━━ AVAILABLE RECORDS ━━
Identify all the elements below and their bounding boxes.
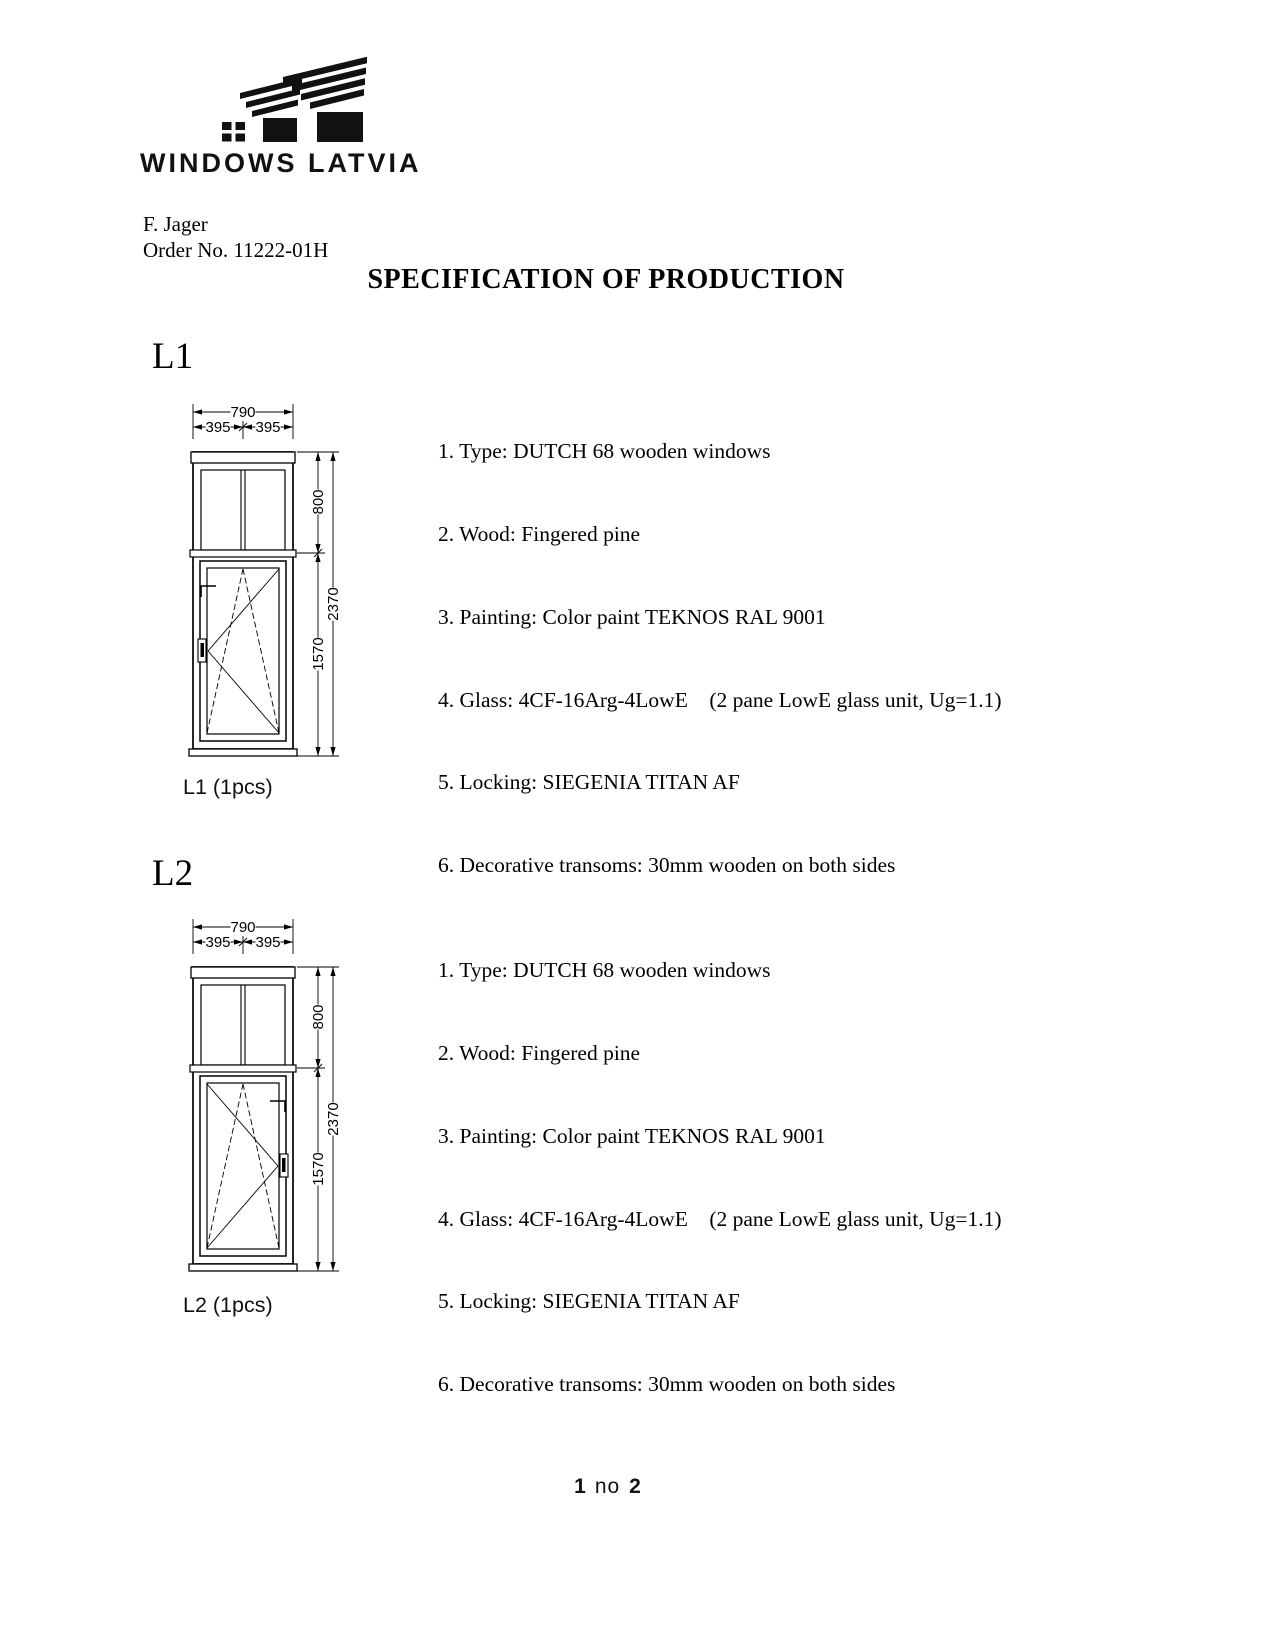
spec-item: 4. Glass: 4CF-16Arg-4LowE (2 pane LowE glass unit, Ug=1.1) bbox=[438, 687, 1002, 712]
spec-item: 3. Painting: Color paint TEKNOS RAL 9001 bbox=[438, 604, 826, 629]
dim-height-total: 2370 bbox=[325, 1102, 342, 1136]
page-count: 2 bbox=[629, 1475, 641, 1498]
spec-item: 3. Painting: Color paint TEKNOS RAL 9001 bbox=[438, 1123, 826, 1148]
spec-item: 2. Wood: Fingered pine bbox=[438, 521, 641, 546]
spec-list-l2 bbox=[438, 902, 1002, 1454]
sill bbox=[189, 749, 297, 756]
spec-item: 5. Locking: SIEGENIA TITAN AF bbox=[438, 1289, 740, 1314]
dim-height-upper: 800 bbox=[310, 1004, 327, 1030]
window-frame bbox=[189, 452, 297, 756]
spec-list-l1 bbox=[438, 383, 1002, 935]
page-footer bbox=[0, 1475, 1215, 1499]
window-label-l2: L2 bbox=[152, 853, 194, 894]
document-title: SPECIFICATION OF PRODUCTION bbox=[367, 264, 845, 295]
dim-width-total: 790 bbox=[230, 919, 256, 936]
windows-latvia-logo-icon bbox=[140, 53, 375, 153]
dim-width-right: 395 bbox=[255, 419, 281, 436]
dim-width-left: 395 bbox=[205, 934, 231, 951]
window-drawing-l1 bbox=[177, 381, 343, 761]
page-number: 1 bbox=[574, 1475, 586, 1498]
sash-inner bbox=[207, 568, 279, 734]
dim-width-left: 395 bbox=[205, 419, 231, 436]
spec-item: 4. Glass: 4CF-16Arg-4LowE (2 pane LowE glass unit, Ug=1.1) bbox=[438, 1206, 1002, 1231]
spec-item: 6. Decorative transoms: 30mm wooden on both sides bbox=[438, 1372, 896, 1397]
dim-height-upper: 800 bbox=[310, 489, 327, 515]
dim-width-right: 395 bbox=[255, 934, 281, 951]
page-separator: no bbox=[594, 1475, 621, 1498]
dim-width-total: 790 bbox=[230, 404, 256, 421]
spec-item: 1. Type: DUTCH 68 wooden windows bbox=[438, 439, 771, 464]
dim-height-lower: 1570 bbox=[310, 637, 327, 671]
spec-item: 1. Type: DUTCH 68 wooden windows bbox=[438, 958, 771, 983]
dim-height-total: 2370 bbox=[325, 587, 342, 621]
dim-height-lower: 1570 bbox=[310, 1152, 327, 1186]
window-frame bbox=[189, 967, 297, 1271]
order-number: Order No. 11222-01H bbox=[143, 238, 329, 262]
spec-item: 5. Locking: SIEGENIA TITAN AF bbox=[438, 770, 740, 795]
transom-divider bbox=[190, 1065, 296, 1072]
sill bbox=[189, 1264, 297, 1271]
drawing-caption-l1: L1 (1pcs) bbox=[183, 775, 273, 799]
transom-divider bbox=[190, 550, 296, 557]
spec-item: 6. Decorative transoms: 30mm wooden on both sides bbox=[438, 853, 896, 878]
spec-item: 2. Wood: Fingered pine bbox=[438, 1040, 641, 1065]
window-drawing-l2 bbox=[177, 896, 343, 1276]
customer-name: F. Jager bbox=[143, 212, 208, 236]
window-label-l1: L1 bbox=[152, 336, 194, 377]
drawing-caption-l2: L2 (1pcs) bbox=[183, 1293, 273, 1317]
sash-inner bbox=[207, 1083, 279, 1249]
brand-name: WINDOWS LATVIA bbox=[140, 148, 422, 178]
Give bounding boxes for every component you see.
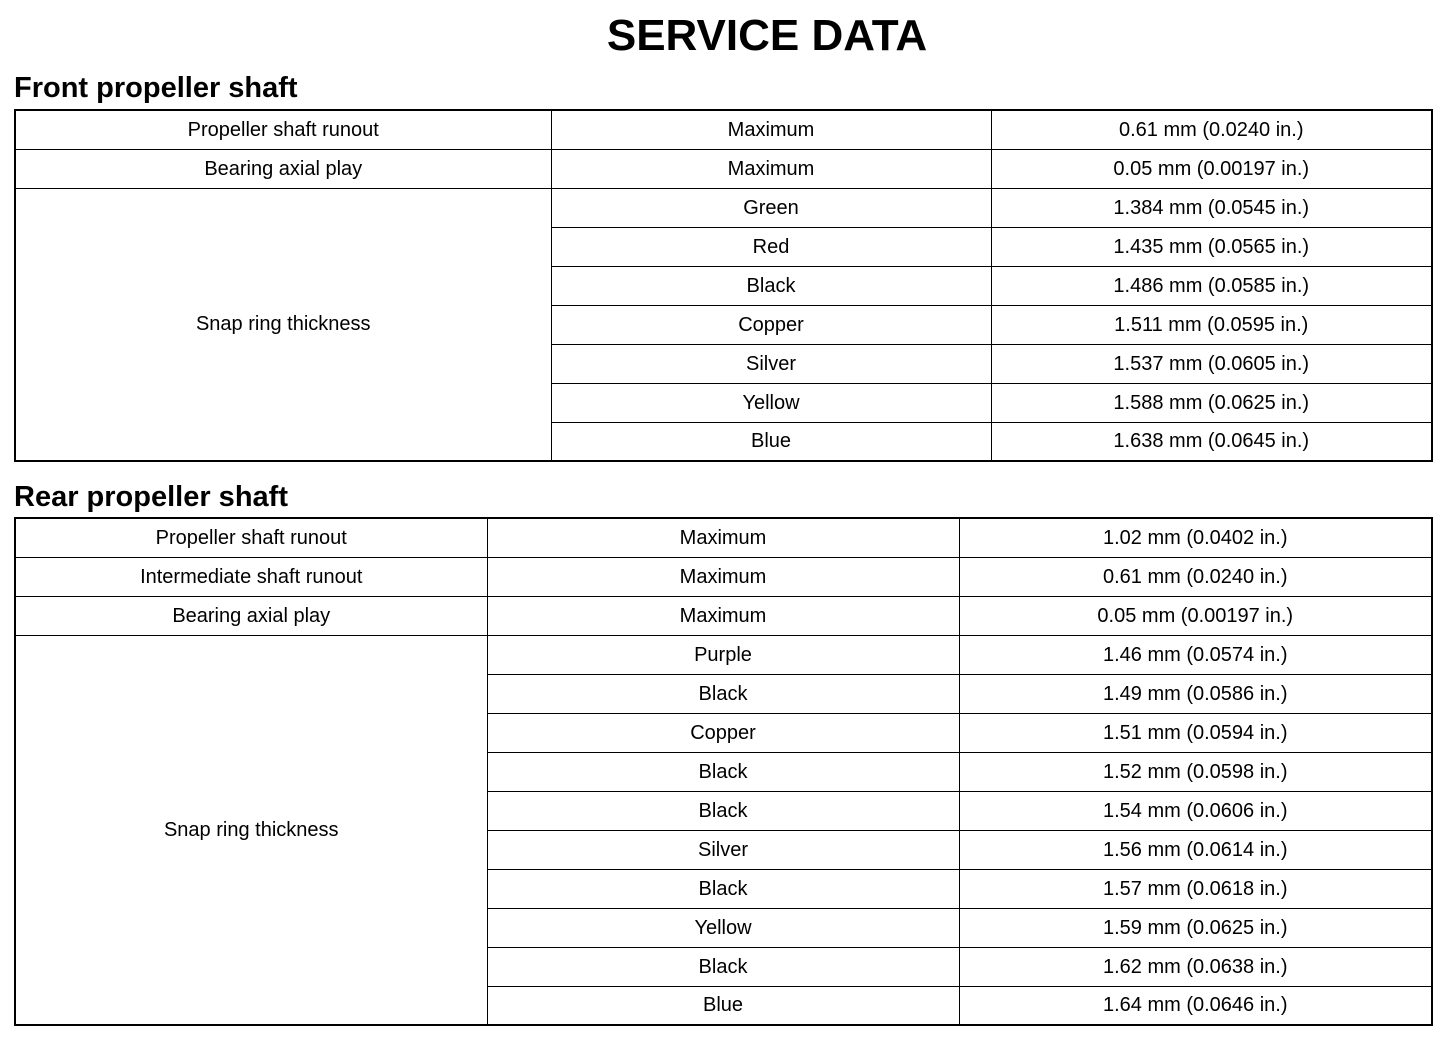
spec-cell: Maximum <box>487 557 959 596</box>
value-cell: 1.59 mm (0.0625 in.) <box>959 908 1432 947</box>
value-cell: 1.638 mm (0.0645 in.) <box>991 422 1432 461</box>
item-cell: Propeller shaft runout <box>15 110 551 149</box>
spec-cell: Maximum <box>487 596 959 635</box>
value-cell: 1.52 mm (0.0598 in.) <box>959 752 1432 791</box>
value-cell: 1.384 mm (0.0545 in.) <box>991 188 1432 227</box>
item-cell: Bearing axial play <box>15 149 551 188</box>
value-cell: 1.49 mm (0.0586 in.) <box>959 674 1432 713</box>
value-cell: 0.61 mm (0.0240 in.) <box>959 557 1432 596</box>
color-cell: Copper <box>551 305 991 344</box>
table-row <box>15 518 1432 557</box>
item-cell: Propeller shaft runout <box>15 518 487 557</box>
color-cell: Blue <box>551 422 991 461</box>
color-cell: Purple <box>487 635 959 674</box>
item-cell: Intermediate shaft runout <box>15 557 487 596</box>
value-cell: 1.56 mm (0.0614 in.) <box>959 830 1432 869</box>
table-row <box>15 596 1432 635</box>
front-section-heading: Front propeller shaft <box>14 72 298 104</box>
value-cell: 0.05 mm (0.00197 in.) <box>959 596 1432 635</box>
value-cell: 0.61 mm (0.0240 in.) <box>991 110 1432 149</box>
value-cell: 1.537 mm (0.0605 in.) <box>991 344 1432 383</box>
color-cell: Yellow <box>551 383 991 422</box>
color-cell: Green <box>551 188 991 227</box>
value-cell: 1.435 mm (0.0565 in.) <box>991 227 1432 266</box>
snap-ring-label-cell: Snap ring thickness <box>15 188 551 461</box>
table-row <box>15 557 1432 596</box>
value-cell: 1.54 mm (0.0606 in.) <box>959 791 1432 830</box>
value-cell: 1.51 mm (0.0594 in.) <box>959 713 1432 752</box>
value-cell: 0.05 mm (0.00197 in.) <box>991 149 1432 188</box>
color-cell: Red <box>551 227 991 266</box>
color-cell: Silver <box>551 344 991 383</box>
table-row <box>15 149 1432 188</box>
color-cell: Black <box>487 674 959 713</box>
value-cell: 1.02 mm (0.0402 in.) <box>959 518 1432 557</box>
value-cell: 1.62 mm (0.0638 in.) <box>959 947 1432 986</box>
value-cell: 1.511 mm (0.0595 in.) <box>991 305 1432 344</box>
rear-section-heading: Rear propeller shaft <box>14 481 288 513</box>
color-cell: Silver <box>487 830 959 869</box>
spec-cell: Maximum <box>551 149 991 188</box>
color-cell: Black <box>487 752 959 791</box>
spec-cell: Maximum <box>551 110 991 149</box>
table-row <box>15 635 1432 674</box>
color-cell: Black <box>487 869 959 908</box>
table-row <box>15 188 1432 227</box>
color-cell: Yellow <box>487 908 959 947</box>
color-cell: Black <box>551 266 991 305</box>
page-title: SERVICE DATA <box>606 11 928 60</box>
spec-cell: Maximum <box>487 518 959 557</box>
color-cell: Blue <box>487 986 959 1025</box>
value-cell: 1.64 mm (0.0646 in.) <box>959 986 1432 1025</box>
rear-spec-table <box>14 517 1433 1026</box>
item-cell: Bearing axial play <box>15 596 487 635</box>
front-spec-table <box>14 109 1433 462</box>
value-cell: 1.46 mm (0.0574 in.) <box>959 635 1432 674</box>
snap-ring-label-cell: Snap ring thickness <box>15 635 487 1025</box>
table-row <box>15 110 1432 149</box>
value-cell: 1.57 mm (0.0618 in.) <box>959 869 1432 908</box>
color-cell: Copper <box>487 713 959 752</box>
color-cell: Black <box>487 947 959 986</box>
color-cell: Black <box>487 791 959 830</box>
value-cell: 1.486 mm (0.0585 in.) <box>991 266 1432 305</box>
value-cell: 1.588 mm (0.0625 in.) <box>991 383 1432 422</box>
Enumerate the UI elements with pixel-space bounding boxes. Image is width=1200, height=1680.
━━━
_SET TASK:_ Copy the listing lines from the line with "687, 1002, 712]" to the line with "dim-width-total: 790 bbox=[230, 919, 256, 936]", both included, with no changes.

_RIGHT ANSWER:_
spec-item: 4. Glass: 4CF-16Arg-4LowE (2 pane LowE glass unit, Ug=1.1) bbox=[438, 687, 1002, 712]
spec-item: 3. Painting: Color paint TEKNOS RAL 9001 bbox=[438, 604, 826, 629]
dim-height-total: 2370 bbox=[325, 1102, 342, 1136]
page-count: 2 bbox=[629, 1475, 641, 1498]
spec-item: 3. Painting: Color paint TEKNOS RAL 9001 bbox=[438, 1123, 826, 1148]
spec-item: 2. Wood: Fingered pine bbox=[438, 521, 641, 546]
spec-list-l2 bbox=[438, 902, 1002, 1454]
sill bbox=[189, 749, 297, 756]
spec-item: 5. Locking: SIEGENIA TITAN AF bbox=[438, 1289, 740, 1314]
dim-height-upper: 800 bbox=[310, 1004, 327, 1030]
window-frame bbox=[189, 452, 297, 756]
spec-list-l1 bbox=[438, 383, 1002, 935]
page-footer bbox=[0, 1475, 1215, 1499]
window-label-l2: L2 bbox=[152, 853, 194, 894]
document-title: SPECIFICATION OF PRODUCTION bbox=[367, 264, 845, 295]
dim-width-total: 790 bbox=[230, 919, 256, 936]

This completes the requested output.